§ **WHAT YOU SHOULD DO**
Determine the count of lines holding "JSON" and give that count alone.

§ **ENTRIES**

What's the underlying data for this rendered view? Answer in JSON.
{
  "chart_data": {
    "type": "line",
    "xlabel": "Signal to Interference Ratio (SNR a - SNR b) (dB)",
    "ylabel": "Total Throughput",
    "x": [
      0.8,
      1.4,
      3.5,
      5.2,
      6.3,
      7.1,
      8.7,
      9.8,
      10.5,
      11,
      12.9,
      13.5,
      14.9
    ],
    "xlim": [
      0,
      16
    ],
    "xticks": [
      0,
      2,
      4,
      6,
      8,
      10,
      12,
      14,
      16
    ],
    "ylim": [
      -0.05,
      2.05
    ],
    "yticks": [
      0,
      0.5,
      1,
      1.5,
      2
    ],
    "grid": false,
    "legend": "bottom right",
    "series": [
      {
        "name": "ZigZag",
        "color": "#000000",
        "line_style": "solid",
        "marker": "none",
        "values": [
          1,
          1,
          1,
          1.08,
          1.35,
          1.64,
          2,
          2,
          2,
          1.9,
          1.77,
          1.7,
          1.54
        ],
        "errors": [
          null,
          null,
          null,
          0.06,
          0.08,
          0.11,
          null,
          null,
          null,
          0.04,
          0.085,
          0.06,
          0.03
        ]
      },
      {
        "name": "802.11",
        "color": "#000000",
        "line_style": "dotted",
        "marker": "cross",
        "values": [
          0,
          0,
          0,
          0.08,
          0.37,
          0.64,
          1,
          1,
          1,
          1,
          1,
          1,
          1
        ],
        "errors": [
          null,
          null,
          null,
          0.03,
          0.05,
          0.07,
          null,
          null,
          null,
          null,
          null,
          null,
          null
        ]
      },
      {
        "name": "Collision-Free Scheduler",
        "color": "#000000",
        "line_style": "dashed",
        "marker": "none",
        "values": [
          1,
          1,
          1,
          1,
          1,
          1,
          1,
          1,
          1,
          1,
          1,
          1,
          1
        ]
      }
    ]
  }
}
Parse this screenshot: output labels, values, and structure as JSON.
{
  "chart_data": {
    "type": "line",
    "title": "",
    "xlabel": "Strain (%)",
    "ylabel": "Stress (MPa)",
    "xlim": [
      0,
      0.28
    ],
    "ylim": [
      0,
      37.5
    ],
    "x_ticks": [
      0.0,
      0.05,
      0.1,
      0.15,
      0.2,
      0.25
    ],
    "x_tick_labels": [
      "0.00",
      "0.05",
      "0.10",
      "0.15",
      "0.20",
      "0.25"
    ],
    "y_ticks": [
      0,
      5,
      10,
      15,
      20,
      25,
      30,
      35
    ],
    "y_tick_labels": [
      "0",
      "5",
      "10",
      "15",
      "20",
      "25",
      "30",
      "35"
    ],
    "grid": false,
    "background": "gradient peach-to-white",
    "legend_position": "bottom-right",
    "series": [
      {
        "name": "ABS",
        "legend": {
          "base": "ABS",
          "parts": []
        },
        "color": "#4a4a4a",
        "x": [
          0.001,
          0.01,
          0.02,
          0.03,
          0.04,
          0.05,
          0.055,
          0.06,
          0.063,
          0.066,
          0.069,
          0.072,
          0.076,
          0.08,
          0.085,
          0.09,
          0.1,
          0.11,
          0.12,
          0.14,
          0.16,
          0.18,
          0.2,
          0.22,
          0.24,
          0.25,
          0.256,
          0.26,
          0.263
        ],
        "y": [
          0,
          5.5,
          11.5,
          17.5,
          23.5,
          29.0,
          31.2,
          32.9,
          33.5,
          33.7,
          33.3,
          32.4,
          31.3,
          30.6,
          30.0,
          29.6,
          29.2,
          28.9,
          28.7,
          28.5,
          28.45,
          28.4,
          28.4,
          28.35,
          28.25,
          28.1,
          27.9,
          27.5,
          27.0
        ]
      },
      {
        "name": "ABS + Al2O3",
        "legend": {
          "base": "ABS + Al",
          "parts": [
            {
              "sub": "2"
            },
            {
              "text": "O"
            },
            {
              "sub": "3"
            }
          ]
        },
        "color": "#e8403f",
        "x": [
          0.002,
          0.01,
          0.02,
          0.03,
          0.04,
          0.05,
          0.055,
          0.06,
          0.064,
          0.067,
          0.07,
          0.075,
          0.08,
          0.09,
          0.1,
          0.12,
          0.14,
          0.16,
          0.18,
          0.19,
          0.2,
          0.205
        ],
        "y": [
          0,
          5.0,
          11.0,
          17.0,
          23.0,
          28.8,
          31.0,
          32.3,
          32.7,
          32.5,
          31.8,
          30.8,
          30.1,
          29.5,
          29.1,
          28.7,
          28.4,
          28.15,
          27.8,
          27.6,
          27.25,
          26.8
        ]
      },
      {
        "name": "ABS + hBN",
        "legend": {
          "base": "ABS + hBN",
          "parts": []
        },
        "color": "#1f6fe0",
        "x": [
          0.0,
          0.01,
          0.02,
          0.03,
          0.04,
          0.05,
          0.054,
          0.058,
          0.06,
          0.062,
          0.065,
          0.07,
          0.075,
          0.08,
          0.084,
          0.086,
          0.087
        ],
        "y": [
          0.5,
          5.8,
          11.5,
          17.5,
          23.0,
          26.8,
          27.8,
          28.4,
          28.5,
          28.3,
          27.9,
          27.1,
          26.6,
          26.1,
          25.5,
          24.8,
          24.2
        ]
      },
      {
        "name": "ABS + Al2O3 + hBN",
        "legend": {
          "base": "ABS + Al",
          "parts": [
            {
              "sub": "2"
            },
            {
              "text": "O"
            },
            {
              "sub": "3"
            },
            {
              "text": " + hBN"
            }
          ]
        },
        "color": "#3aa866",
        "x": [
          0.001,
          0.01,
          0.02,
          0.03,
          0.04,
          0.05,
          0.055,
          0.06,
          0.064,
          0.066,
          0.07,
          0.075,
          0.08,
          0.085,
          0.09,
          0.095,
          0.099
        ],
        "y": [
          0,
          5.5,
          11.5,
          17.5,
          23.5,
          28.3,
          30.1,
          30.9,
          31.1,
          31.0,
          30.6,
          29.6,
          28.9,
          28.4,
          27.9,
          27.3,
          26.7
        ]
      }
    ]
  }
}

§ **ANSWER BELOW**
2